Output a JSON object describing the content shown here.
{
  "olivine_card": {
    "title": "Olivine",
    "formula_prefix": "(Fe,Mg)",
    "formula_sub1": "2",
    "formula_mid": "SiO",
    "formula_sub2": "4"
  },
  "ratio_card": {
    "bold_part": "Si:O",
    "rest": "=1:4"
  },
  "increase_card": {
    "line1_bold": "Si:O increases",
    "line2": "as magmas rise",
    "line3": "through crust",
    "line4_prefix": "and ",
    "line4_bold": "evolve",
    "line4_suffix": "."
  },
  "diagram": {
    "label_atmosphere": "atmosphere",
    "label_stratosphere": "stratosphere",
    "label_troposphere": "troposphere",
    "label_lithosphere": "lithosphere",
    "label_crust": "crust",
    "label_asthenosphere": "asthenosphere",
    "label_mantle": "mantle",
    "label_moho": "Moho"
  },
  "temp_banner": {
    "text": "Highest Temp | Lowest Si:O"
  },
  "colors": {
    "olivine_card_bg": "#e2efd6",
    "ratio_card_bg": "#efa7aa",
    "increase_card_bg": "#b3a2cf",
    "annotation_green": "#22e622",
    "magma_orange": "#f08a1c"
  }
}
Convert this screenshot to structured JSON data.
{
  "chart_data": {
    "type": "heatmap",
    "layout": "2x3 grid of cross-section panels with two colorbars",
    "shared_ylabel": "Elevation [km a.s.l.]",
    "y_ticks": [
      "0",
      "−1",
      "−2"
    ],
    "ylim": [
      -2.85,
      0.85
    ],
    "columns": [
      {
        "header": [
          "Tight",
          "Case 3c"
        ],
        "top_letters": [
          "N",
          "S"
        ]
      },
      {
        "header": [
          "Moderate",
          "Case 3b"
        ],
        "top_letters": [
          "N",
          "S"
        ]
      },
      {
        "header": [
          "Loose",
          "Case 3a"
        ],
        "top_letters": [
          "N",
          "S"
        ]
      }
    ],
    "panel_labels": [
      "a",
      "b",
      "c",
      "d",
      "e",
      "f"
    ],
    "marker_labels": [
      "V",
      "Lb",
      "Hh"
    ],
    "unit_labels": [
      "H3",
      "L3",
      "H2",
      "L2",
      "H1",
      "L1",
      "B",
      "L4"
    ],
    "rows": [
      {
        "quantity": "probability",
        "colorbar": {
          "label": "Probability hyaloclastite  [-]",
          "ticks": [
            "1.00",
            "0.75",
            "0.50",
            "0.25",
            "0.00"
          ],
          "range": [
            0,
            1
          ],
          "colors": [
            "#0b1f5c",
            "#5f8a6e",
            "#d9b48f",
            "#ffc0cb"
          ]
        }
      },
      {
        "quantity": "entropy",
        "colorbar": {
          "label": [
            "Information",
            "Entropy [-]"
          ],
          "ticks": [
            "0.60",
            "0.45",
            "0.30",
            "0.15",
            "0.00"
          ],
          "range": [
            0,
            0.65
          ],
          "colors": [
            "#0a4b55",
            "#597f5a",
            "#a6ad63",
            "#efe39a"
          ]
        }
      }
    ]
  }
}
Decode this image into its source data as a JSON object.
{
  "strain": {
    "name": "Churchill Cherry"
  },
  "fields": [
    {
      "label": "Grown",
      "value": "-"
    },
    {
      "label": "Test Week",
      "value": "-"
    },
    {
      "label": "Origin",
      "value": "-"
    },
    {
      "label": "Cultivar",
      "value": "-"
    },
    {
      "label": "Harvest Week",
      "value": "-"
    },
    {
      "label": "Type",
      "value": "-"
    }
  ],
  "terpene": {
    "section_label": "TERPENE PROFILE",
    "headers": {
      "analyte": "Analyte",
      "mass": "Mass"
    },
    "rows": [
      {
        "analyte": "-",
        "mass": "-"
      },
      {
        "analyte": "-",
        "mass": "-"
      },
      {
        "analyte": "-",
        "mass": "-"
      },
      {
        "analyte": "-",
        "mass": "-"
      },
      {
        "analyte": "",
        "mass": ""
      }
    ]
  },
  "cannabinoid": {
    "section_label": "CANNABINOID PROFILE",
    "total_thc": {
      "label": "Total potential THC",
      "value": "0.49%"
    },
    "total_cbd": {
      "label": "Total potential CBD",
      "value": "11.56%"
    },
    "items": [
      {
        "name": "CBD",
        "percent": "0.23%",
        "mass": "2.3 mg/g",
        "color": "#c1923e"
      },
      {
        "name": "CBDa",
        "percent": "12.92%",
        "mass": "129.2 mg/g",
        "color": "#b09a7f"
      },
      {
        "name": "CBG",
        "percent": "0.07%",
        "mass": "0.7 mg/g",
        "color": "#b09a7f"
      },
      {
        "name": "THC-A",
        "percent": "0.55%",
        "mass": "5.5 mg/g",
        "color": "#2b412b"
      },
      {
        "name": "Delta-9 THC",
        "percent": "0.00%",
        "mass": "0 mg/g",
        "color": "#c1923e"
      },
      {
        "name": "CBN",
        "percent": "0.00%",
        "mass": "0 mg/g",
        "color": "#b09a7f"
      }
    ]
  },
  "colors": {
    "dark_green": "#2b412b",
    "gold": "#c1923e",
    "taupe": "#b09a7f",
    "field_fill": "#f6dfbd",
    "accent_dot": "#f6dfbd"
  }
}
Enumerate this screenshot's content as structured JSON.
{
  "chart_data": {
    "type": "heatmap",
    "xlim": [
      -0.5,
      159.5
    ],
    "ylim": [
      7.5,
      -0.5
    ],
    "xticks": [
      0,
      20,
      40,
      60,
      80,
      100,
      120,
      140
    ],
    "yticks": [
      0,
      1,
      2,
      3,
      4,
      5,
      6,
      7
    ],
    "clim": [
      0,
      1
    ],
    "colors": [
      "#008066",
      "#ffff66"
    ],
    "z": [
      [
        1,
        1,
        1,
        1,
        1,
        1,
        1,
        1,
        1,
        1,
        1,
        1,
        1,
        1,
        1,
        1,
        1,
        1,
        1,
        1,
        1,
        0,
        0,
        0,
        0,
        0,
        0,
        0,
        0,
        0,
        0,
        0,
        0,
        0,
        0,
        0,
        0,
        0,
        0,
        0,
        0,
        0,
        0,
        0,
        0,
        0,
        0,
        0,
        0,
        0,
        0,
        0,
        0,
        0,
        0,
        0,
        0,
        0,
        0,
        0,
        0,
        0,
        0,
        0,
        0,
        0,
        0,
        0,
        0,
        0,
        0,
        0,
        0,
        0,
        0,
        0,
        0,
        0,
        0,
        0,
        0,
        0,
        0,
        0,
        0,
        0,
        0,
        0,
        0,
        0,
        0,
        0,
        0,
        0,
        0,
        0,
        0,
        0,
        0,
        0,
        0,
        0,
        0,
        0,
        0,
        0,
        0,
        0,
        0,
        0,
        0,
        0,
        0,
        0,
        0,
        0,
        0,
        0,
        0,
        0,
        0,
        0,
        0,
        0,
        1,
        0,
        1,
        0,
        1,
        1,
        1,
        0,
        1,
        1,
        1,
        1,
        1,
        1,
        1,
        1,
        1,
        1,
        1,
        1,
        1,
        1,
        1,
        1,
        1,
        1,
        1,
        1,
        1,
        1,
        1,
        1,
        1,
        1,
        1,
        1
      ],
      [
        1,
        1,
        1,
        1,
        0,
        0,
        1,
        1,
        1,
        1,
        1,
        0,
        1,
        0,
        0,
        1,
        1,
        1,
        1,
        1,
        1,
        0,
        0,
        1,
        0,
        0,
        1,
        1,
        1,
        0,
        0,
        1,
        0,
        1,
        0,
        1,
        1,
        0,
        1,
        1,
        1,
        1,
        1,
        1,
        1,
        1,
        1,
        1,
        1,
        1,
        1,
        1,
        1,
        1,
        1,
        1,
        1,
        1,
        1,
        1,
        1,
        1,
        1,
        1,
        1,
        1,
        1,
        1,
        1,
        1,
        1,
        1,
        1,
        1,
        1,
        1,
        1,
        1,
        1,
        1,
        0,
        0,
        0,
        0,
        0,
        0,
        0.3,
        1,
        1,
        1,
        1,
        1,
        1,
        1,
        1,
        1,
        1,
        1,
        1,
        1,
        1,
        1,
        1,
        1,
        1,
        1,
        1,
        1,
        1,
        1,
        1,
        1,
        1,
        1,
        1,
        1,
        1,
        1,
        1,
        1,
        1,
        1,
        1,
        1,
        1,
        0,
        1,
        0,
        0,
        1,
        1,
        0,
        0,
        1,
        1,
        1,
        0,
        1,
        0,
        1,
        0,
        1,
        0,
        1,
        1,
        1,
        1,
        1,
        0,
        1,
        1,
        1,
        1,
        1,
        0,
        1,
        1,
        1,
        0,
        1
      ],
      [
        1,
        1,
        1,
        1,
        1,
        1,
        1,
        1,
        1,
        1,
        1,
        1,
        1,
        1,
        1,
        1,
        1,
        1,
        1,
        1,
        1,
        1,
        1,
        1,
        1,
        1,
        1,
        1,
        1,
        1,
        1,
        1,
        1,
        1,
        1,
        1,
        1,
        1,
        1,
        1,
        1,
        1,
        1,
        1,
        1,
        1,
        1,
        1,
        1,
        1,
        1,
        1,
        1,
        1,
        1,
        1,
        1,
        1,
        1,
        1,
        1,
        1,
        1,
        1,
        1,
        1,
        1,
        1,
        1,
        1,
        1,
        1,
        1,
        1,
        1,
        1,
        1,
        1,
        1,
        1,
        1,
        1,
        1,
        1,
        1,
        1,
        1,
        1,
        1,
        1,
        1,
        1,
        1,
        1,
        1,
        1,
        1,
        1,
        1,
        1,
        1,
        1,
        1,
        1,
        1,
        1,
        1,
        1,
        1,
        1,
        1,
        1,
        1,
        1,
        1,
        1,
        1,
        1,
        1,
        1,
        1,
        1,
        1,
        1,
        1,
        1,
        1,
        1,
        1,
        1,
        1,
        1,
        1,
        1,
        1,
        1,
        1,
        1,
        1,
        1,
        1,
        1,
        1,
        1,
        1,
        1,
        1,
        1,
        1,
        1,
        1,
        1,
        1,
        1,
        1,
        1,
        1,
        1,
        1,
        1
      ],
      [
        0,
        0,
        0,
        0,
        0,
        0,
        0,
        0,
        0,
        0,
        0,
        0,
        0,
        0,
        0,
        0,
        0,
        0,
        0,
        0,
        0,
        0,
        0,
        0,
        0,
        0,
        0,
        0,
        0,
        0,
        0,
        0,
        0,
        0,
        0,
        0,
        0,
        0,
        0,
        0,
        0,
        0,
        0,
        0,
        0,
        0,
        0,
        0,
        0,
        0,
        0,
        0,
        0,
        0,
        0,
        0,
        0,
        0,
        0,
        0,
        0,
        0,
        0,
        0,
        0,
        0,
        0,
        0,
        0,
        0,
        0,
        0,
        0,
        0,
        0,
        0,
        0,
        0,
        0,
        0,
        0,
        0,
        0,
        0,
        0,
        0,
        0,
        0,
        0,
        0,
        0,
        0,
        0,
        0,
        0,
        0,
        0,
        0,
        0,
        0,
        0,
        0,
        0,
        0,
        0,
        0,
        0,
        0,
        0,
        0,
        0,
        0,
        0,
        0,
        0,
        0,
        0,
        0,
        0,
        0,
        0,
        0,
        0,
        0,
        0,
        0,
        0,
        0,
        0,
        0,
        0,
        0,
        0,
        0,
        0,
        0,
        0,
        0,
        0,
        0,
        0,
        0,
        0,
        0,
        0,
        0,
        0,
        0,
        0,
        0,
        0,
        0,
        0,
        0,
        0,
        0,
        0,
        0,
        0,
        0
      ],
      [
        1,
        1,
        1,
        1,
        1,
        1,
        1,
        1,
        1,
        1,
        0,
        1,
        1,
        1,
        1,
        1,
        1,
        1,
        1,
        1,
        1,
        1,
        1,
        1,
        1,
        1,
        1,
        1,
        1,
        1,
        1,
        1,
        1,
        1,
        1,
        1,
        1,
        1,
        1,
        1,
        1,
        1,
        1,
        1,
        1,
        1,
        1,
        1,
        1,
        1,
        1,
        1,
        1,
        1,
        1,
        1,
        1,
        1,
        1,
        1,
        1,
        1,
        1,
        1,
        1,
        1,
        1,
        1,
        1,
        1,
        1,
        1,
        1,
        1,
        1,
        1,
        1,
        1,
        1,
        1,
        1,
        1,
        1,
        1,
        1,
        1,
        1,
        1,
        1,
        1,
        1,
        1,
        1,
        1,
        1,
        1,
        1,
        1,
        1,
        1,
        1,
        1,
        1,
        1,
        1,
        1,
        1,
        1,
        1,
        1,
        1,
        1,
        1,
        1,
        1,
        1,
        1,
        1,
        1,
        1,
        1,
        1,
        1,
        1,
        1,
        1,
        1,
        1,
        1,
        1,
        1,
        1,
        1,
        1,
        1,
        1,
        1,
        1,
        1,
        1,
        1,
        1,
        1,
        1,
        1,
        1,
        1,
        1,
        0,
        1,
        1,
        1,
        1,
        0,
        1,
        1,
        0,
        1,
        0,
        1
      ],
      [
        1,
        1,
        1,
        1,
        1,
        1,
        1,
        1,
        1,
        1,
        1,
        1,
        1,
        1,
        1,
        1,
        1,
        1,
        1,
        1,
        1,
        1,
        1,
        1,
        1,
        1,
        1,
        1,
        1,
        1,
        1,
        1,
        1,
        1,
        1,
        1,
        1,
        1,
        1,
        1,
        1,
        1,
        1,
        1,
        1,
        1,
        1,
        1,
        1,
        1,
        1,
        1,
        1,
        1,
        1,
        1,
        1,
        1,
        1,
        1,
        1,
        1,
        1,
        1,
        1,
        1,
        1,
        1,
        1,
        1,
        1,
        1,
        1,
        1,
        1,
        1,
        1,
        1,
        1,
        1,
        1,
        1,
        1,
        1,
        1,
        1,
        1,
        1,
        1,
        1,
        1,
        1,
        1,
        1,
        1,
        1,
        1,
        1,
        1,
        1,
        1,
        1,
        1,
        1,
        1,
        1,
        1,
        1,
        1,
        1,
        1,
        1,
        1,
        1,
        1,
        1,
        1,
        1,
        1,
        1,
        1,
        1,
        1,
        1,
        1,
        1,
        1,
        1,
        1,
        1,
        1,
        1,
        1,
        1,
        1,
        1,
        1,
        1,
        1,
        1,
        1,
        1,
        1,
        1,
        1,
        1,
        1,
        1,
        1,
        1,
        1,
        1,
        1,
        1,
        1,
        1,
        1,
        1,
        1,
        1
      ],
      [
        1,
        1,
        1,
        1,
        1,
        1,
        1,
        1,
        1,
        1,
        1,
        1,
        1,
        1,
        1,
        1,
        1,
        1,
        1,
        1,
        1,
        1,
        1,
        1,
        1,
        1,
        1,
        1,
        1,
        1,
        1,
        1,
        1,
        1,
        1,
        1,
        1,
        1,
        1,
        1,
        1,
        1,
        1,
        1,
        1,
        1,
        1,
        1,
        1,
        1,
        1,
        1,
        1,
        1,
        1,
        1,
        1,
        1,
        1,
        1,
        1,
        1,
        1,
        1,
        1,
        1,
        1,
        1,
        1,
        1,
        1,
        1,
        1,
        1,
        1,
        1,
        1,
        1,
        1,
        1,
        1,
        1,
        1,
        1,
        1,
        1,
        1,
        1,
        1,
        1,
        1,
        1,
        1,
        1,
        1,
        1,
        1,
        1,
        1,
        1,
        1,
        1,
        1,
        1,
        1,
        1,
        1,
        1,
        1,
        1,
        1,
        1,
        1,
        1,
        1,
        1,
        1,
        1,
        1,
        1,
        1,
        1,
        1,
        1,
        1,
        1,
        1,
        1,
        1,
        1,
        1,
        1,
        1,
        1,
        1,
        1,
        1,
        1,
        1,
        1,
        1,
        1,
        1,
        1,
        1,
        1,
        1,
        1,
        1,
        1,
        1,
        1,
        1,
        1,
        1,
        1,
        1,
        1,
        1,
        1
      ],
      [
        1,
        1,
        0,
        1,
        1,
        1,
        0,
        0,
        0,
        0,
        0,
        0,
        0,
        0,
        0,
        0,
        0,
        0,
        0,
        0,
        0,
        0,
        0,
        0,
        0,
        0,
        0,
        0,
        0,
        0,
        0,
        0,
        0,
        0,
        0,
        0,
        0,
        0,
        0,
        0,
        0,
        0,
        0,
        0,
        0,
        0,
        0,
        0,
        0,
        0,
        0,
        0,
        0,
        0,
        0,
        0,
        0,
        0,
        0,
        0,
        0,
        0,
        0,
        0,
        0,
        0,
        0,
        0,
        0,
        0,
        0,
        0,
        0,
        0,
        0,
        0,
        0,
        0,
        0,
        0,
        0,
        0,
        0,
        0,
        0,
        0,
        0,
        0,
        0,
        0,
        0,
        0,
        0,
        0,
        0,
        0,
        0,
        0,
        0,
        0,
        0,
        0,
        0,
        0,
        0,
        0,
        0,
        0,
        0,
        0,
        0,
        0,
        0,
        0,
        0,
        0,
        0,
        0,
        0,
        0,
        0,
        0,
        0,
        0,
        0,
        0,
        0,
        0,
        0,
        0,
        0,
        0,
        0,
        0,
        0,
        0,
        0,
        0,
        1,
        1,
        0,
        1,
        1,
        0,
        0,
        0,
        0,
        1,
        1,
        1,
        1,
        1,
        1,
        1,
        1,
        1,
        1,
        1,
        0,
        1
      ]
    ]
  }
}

Task description: Identify and list each line with the word "crust".

Result for this exercise:
    "line3": "through crust",
    "label_crust": "crust",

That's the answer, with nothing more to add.